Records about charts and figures
== == ==
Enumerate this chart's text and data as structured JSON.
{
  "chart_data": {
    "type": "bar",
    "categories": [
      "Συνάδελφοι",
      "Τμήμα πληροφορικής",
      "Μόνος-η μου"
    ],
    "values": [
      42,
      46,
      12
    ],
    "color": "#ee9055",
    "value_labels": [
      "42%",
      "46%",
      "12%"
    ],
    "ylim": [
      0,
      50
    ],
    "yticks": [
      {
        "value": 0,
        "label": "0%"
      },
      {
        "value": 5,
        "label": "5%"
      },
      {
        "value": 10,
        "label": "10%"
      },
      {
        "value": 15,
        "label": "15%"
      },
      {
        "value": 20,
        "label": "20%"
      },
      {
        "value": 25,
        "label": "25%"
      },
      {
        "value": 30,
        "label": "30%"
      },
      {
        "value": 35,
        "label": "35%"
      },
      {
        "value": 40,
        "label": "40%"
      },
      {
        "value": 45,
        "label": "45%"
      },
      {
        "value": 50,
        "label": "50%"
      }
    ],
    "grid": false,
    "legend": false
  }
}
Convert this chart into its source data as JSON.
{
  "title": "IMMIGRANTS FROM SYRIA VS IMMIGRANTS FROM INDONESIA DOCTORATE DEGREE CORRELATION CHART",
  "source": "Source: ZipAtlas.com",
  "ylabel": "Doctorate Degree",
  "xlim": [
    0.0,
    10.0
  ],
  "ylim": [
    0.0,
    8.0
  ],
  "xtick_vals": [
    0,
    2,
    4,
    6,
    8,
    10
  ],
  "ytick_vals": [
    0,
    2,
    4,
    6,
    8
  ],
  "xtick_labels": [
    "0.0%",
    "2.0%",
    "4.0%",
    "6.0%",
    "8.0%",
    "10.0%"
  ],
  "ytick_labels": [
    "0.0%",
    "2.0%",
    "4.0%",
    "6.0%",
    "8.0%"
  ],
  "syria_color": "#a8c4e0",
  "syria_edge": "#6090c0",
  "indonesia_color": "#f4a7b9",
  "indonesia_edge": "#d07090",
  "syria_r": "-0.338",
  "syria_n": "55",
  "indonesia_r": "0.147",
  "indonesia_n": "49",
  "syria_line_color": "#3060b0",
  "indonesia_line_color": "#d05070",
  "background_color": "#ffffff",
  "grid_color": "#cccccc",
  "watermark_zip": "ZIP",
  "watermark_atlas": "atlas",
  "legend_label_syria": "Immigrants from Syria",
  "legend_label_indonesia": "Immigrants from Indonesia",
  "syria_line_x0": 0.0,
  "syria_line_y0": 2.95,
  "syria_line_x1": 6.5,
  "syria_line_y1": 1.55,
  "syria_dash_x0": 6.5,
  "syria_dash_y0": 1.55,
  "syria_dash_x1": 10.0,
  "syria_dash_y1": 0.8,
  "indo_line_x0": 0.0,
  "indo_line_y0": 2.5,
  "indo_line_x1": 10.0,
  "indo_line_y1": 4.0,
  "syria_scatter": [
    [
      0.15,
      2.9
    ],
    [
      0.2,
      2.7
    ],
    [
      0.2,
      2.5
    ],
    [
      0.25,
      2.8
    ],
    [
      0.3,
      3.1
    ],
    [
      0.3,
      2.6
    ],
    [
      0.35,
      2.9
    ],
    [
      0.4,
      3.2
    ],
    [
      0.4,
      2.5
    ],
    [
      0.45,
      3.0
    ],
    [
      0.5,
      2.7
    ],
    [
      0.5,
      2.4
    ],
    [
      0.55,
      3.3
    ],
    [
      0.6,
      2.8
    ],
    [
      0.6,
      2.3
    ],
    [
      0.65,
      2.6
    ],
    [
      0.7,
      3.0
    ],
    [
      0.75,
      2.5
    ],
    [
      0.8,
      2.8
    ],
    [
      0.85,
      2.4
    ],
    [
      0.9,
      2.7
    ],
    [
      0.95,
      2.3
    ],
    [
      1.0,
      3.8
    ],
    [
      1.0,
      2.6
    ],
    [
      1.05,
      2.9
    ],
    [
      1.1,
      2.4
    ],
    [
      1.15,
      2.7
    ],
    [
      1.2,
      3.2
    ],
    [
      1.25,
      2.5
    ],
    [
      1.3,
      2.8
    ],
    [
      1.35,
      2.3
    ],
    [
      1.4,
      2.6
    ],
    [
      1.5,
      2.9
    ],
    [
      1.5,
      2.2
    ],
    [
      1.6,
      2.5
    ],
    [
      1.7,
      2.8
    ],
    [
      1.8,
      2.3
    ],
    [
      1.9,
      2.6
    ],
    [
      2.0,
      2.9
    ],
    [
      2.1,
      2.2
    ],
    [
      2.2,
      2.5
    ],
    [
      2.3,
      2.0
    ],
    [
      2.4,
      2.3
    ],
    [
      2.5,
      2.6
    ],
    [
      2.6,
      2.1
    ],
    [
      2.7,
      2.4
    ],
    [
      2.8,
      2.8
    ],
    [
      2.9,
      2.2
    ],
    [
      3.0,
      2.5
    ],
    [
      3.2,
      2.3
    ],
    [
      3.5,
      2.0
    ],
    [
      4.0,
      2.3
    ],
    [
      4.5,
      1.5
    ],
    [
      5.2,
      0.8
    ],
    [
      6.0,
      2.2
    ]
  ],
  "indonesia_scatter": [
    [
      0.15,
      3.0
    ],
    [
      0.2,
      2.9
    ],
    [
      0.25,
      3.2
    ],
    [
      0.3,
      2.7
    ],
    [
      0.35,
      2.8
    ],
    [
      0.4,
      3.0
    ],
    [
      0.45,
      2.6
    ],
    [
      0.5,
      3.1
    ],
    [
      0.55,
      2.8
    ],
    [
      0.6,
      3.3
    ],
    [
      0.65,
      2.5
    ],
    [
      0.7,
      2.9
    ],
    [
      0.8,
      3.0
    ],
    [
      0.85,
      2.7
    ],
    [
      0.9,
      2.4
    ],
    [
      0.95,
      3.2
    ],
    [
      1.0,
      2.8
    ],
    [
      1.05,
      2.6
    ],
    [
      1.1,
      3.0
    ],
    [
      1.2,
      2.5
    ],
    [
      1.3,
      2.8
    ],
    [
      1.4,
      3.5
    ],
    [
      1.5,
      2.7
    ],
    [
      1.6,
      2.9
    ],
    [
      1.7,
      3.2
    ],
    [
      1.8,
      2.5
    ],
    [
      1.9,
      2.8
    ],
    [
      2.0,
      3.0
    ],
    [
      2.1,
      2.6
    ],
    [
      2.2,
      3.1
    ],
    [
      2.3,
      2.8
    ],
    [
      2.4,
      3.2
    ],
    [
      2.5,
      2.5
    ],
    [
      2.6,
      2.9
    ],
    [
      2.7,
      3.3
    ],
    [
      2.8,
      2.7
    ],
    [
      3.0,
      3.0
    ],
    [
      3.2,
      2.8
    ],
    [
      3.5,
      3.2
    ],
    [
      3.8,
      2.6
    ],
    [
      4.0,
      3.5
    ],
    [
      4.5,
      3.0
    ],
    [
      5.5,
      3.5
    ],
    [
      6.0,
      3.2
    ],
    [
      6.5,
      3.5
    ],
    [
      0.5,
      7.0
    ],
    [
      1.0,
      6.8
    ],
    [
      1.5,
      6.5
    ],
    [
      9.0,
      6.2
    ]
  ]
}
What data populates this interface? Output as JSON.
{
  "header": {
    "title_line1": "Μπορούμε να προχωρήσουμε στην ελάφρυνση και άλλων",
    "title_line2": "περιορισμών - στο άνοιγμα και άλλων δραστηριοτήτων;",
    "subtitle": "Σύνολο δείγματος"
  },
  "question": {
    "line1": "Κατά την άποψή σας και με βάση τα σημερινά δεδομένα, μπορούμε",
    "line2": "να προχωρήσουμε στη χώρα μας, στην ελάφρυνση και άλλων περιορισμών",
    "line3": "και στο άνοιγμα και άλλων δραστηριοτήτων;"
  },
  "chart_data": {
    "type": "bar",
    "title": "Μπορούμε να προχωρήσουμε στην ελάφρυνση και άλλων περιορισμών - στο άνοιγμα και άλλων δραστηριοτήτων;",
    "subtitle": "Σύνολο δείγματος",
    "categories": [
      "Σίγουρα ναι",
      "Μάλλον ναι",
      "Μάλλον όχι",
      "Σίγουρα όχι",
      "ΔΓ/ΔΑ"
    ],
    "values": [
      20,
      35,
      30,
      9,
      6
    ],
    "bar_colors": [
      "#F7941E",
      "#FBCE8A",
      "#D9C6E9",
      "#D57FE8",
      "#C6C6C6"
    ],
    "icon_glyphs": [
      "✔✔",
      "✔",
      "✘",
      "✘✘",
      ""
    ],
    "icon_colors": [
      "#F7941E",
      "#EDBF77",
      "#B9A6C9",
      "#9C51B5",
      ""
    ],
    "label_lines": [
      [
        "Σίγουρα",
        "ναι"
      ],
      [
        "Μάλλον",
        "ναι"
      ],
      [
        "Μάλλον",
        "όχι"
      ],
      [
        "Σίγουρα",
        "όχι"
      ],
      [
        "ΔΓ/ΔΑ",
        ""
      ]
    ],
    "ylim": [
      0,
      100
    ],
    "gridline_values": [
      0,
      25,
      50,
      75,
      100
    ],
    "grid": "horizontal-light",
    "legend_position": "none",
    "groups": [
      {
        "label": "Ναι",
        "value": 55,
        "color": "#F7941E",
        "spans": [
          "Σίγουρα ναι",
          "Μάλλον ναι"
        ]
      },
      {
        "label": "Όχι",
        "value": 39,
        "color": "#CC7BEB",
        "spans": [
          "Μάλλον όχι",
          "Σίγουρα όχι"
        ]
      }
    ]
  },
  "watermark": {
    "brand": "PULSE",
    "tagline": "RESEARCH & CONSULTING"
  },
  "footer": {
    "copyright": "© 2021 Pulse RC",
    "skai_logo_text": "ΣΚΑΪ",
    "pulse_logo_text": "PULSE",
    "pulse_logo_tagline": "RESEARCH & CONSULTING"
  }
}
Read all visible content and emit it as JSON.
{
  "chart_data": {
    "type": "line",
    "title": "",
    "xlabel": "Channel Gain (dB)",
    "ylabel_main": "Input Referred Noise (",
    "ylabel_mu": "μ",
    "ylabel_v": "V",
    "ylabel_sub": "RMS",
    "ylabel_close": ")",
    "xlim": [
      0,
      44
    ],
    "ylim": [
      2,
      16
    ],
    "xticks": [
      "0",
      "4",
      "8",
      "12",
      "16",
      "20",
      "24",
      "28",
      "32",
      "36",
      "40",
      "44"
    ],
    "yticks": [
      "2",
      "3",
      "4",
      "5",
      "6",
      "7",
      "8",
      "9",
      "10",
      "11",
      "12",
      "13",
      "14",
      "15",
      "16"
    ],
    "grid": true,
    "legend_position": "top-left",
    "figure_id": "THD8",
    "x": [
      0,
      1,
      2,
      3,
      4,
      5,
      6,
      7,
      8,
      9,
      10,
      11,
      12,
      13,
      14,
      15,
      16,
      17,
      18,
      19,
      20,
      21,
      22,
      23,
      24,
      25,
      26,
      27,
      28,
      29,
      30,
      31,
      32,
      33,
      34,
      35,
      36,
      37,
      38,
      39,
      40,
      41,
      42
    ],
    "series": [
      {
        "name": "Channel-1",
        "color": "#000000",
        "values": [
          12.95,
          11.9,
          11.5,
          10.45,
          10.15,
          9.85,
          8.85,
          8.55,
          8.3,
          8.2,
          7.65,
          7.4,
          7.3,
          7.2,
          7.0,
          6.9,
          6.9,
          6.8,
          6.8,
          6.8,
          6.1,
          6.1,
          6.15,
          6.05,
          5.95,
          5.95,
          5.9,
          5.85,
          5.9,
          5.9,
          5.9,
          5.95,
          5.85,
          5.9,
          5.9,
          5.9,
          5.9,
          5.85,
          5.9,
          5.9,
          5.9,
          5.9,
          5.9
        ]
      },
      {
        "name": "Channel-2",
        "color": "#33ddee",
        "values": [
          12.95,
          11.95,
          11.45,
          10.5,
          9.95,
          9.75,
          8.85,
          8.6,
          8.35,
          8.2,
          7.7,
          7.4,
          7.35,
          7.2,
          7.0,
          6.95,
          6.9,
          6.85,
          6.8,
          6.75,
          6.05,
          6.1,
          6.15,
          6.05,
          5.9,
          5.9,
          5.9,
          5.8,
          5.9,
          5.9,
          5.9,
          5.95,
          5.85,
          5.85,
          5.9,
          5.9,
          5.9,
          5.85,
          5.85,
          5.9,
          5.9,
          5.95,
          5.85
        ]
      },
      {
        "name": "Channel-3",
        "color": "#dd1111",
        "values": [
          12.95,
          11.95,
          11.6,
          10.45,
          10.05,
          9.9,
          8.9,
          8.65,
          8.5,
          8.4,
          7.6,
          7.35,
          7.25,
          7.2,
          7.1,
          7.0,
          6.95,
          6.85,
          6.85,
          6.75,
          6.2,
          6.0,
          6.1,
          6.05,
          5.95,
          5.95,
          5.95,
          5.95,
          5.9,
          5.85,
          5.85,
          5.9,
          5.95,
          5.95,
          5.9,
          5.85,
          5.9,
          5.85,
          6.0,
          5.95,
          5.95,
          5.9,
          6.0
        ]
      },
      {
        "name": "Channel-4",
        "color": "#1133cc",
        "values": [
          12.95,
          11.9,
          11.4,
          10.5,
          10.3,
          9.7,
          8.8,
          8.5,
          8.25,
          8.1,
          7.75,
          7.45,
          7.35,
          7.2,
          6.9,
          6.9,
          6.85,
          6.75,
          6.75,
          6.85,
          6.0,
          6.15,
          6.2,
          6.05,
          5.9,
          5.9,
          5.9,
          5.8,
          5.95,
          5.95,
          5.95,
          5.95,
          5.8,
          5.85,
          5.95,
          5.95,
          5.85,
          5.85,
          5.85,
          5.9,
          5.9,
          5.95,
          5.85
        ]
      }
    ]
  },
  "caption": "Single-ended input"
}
== == ==
Work instructions:
Collect each line of the entries that has the word "source", copying it in full.

Completed exercise:
Convert this chart into its source data as JSON.
  "source": "Source: ZipAtlas.com",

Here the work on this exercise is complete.